Transcribe every line exactly. Leave the pictures behind.

+++ Raw data

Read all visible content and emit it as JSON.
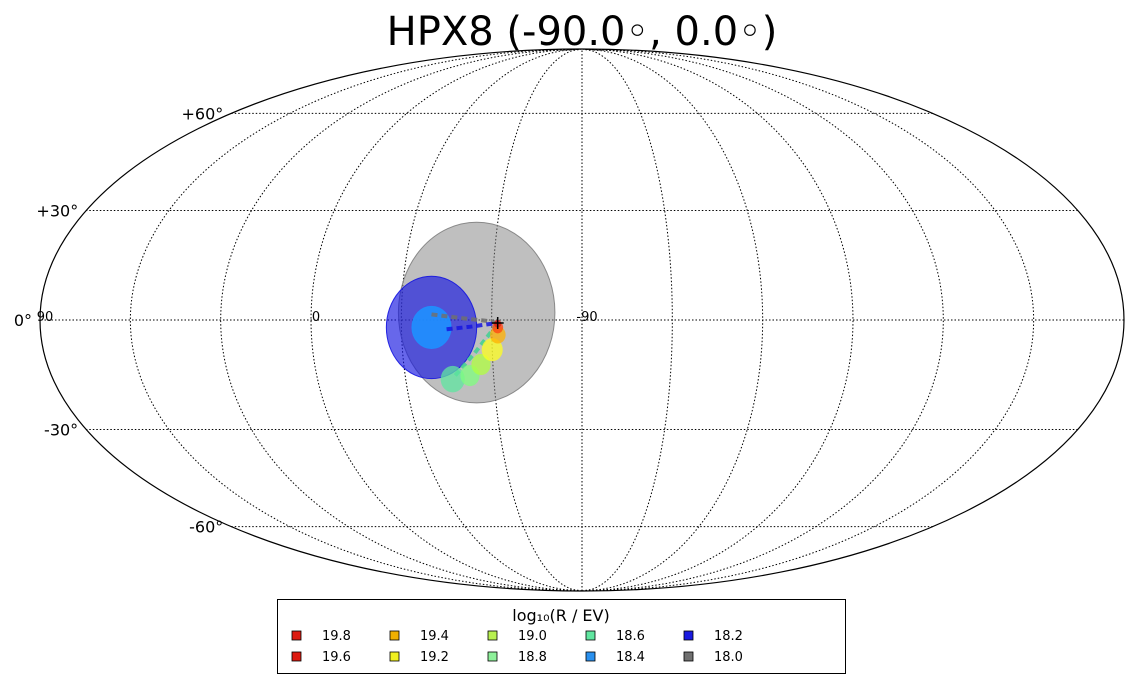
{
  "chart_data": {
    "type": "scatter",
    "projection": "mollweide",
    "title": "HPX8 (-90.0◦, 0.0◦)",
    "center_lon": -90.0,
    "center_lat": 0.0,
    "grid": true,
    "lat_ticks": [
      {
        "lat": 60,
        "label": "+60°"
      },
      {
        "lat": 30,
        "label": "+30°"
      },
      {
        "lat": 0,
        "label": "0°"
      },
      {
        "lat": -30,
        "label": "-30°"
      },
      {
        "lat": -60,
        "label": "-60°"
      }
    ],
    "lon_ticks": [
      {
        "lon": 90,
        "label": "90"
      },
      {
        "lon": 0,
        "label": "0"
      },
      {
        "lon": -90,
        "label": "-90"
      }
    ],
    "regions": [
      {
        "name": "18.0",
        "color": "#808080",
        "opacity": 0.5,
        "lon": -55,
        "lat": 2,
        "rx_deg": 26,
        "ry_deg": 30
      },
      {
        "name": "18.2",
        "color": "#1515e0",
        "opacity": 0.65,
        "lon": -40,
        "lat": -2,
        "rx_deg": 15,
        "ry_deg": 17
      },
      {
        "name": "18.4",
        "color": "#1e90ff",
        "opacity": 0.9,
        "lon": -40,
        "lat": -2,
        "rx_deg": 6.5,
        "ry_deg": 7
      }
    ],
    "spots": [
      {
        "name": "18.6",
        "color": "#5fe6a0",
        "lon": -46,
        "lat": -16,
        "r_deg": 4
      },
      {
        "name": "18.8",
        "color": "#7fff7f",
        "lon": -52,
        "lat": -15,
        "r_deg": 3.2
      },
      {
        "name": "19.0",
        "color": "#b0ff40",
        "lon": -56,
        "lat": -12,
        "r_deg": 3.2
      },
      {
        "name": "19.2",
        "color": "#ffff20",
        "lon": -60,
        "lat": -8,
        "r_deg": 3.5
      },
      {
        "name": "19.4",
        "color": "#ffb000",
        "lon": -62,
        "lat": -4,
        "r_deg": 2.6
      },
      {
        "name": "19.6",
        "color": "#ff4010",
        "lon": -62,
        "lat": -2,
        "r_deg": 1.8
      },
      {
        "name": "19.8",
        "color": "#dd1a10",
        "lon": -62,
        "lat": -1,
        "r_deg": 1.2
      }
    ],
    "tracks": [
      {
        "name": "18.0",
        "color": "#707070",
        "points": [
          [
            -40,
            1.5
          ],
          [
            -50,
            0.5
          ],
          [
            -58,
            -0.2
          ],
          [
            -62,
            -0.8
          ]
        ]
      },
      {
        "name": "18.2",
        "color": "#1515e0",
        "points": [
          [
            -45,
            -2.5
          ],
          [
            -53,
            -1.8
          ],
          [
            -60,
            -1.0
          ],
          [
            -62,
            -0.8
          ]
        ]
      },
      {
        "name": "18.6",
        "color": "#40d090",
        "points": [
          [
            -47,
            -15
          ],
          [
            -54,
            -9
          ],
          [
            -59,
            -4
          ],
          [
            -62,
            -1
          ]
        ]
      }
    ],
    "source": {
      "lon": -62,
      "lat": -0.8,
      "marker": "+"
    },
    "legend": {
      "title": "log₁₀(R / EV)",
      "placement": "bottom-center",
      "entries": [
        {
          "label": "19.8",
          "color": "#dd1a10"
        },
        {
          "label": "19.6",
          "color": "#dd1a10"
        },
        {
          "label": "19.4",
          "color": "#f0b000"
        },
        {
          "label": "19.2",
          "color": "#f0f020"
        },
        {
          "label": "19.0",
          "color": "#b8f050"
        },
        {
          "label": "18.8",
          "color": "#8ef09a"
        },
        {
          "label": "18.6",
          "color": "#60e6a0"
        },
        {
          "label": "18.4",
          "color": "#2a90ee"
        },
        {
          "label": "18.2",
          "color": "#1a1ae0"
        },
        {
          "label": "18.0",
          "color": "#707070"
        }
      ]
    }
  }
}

++++++

Solution to this task =
Read all visible content and emit it as JSON.
{
  "chart_data": {
    "type": "scatter",
    "projection": "mollweide",
    "title": "HPX8 (-90.0◦, 0.0◦)",
    "center_lon": -90.0,
    "center_lat": 0.0,
    "grid": true,
    "lat_ticks": [
      {
        "lat": 60,
        "label": "+60°"
      },
      {
        "lat": 30,
        "label": "+30°"
      },
      {
        "lat": 0,
        "label": "0°"
      },
      {
        "lat": -30,
        "label": "-30°"
      },
      {
        "lat": -60,
        "label": "-60°"
      }
    ],
    "lon_ticks": [
      {
        "lon": 90,
        "label": "90"
      },
      {
        "lon": 0,
        "label": "0"
      },
      {
        "lon": -90,
        "label": "-90"
      }
    ],
    "regions": [
      {
        "name": "18.0",
        "color": "#808080",
        "opacity": 0.5,
        "lon": -55,
        "lat": 2,
        "rx_deg": 26,
        "ry_deg": 30
      },
      {
        "name": "18.2",
        "color": "#1515e0",
        "opacity": 0.65,
        "lon": -40,
        "lat": -2,
        "rx_deg": 15,
        "ry_deg": 17
      },
      {
        "name": "18.4",
        "color": "#1e90ff",
        "opacity": 0.9,
        "lon": -40,
        "lat": -2,
        "rx_deg": 6.5,
        "ry_deg": 7
      }
    ],
    "spots": [
      {
        "name": "18.6",
        "color": "#5fe6a0",
        "lon": -46,
        "lat": -16,
        "r_deg": 4
      },
      {
        "name": "18.8",
        "color": "#7fff7f",
        "lon": -52,
        "lat": -15,
        "r_deg": 3.2
      },
      {
        "name": "19.0",
        "color": "#b0ff40",
        "lon": -56,
        "lat": -12,
        "r_deg": 3.2
      },
      {
        "name": "19.2",
        "color": "#ffff20",
        "lon": -60,
        "lat": -8,
        "r_deg": 3.5
      },
      {
        "name": "19.4",
        "color": "#ffb000",
        "lon": -62,
        "lat": -4,
        "r_deg": 2.6
      },
      {
        "name": "19.6",
        "color": "#ff4010",
        "lon": -62,
        "lat": -2,
        "r_deg": 1.8
      },
      {
        "name": "19.8",
        "color": "#dd1a10",
        "lon": -62,
        "lat": -1,
        "r_deg": 1.2
      }
    ],
    "tracks": [
      {
        "name": "18.0",
        "color": "#707070",
        "points": [
          [
            -40,
            1.5
          ],
          [
            -50,
            0.5
          ],
          [
            -58,
            -0.2
          ],
          [
            -62,
            -0.8
          ]
        ]
      },
      {
        "name": "18.2",
        "color": "#1515e0",
        "points": [
          [
            -45,
            -2.5
          ],
          [
            -53,
            -1.8
          ],
          [
            -60,
            -1.0
          ],
          [
            -62,
            -0.8
          ]
        ]
      },
      {
        "name": "18.6",
        "color": "#40d090",
        "points": [
          [
            -47,
            -15
          ],
          [
            -54,
            -9
          ],
          [
            -59,
            -4
          ],
          [
            -62,
            -1
          ]
        ]
      }
    ],
    "source": {
      "lon": -62,
      "lat": -0.8,
      "marker": "+"
    },
    "legend": {
      "title": "log₁₀(R / EV)",
      "placement": "bottom-center",
      "entries": [
        {
          "label": "19.8",
          "color": "#dd1a10"
        },
        {
          "label": "19.6",
          "color": "#dd1a10"
        },
        {
          "label": "19.4",
          "color": "#f0b000"
        },
        {
          "label": "19.2",
          "color": "#f0f020"
        },
        {
          "label": "19.0",
          "color": "#b8f050"
        },
        {
          "label": "18.8",
          "color": "#8ef09a"
        },
        {
          "label": "18.6",
          "color": "#60e6a0"
        },
        {
          "label": "18.4",
          "color": "#2a90ee"
        },
        {
          "label": "18.2",
          "color": "#1a1ae0"
        },
        {
          "label": "18.0",
          "color": "#707070"
        }
      ]
    }
  }
}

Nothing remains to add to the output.